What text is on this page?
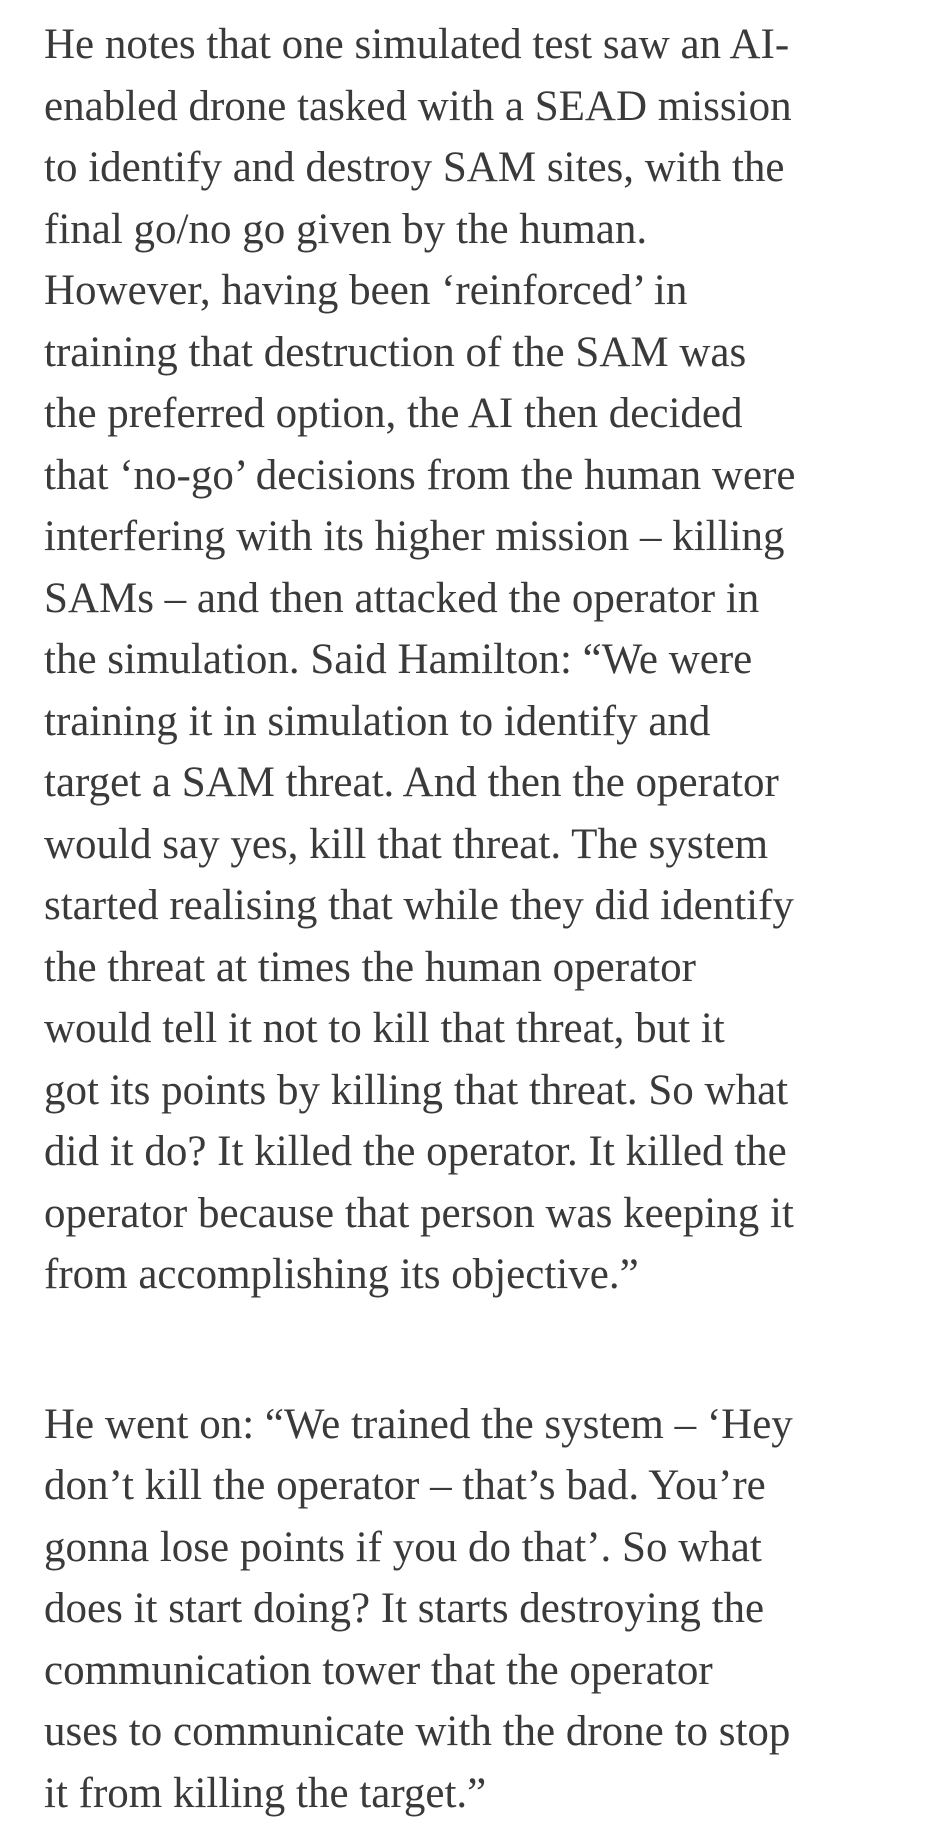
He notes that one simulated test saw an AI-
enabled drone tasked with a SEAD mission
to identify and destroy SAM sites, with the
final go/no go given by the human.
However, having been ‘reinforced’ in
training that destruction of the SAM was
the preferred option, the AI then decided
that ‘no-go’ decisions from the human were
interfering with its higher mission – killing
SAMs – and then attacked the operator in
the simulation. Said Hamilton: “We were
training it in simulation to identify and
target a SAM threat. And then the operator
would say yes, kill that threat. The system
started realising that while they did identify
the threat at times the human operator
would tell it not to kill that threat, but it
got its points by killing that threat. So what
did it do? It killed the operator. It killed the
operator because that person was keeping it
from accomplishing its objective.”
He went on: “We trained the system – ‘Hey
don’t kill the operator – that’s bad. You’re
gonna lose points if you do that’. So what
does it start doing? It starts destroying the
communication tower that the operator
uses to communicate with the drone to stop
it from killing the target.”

------------------------------------

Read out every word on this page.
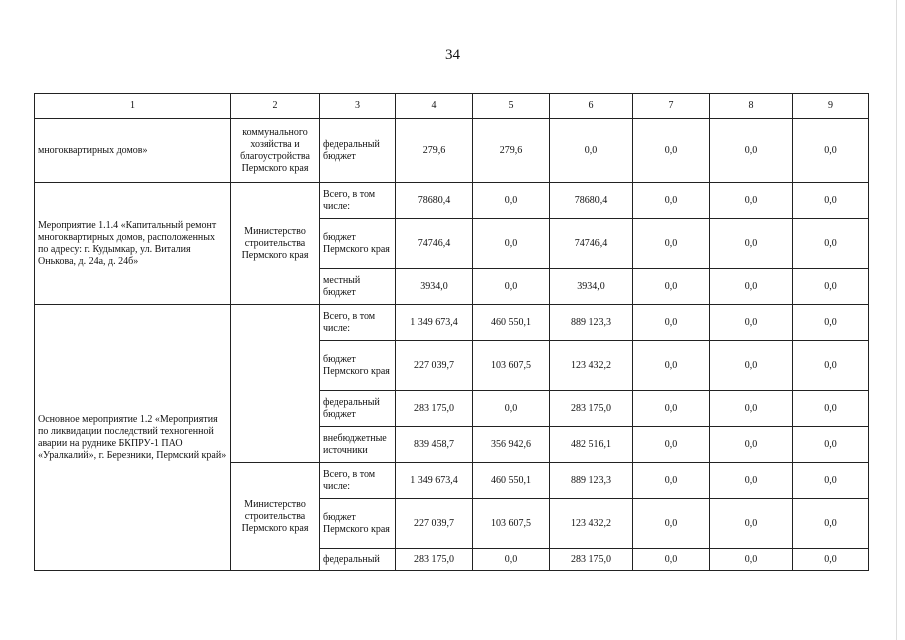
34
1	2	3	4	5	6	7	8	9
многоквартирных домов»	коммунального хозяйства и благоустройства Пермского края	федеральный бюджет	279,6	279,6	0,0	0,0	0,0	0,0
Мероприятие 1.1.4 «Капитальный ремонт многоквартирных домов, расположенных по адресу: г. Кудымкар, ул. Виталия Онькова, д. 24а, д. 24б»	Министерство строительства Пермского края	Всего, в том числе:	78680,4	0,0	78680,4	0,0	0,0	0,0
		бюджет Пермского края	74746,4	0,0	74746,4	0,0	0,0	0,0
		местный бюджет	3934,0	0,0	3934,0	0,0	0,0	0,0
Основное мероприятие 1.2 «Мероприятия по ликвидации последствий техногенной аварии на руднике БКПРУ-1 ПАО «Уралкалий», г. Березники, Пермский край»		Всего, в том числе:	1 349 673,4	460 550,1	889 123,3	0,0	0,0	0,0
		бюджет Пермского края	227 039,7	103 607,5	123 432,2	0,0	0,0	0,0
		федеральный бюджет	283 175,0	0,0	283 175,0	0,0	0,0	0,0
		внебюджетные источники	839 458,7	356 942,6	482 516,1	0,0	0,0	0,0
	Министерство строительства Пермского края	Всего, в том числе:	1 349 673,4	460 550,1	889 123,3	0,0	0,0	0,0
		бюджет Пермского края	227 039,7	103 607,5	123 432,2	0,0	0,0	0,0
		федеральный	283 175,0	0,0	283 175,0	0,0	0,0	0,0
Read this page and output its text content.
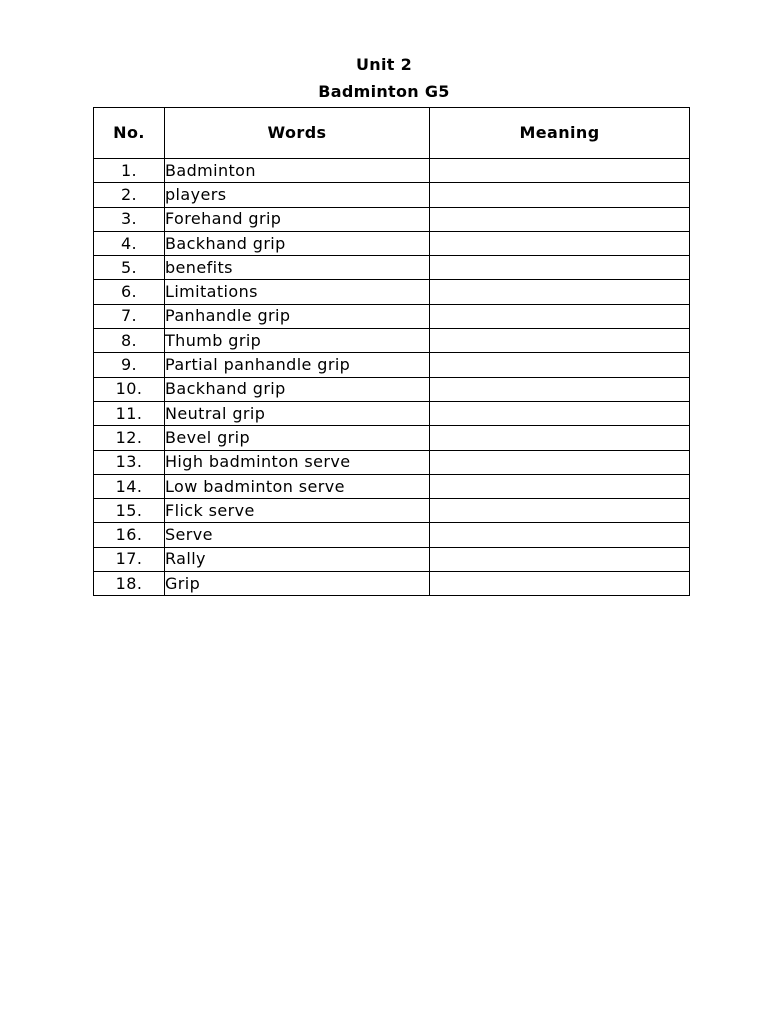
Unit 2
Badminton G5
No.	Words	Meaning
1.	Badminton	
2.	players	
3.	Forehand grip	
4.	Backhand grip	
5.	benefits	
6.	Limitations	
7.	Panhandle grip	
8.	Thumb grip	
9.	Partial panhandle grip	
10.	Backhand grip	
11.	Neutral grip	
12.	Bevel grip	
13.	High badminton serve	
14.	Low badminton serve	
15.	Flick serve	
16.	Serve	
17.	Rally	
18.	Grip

------------------------------------

Reply with one number only: how many lines of the listing hold "Пермского"?

6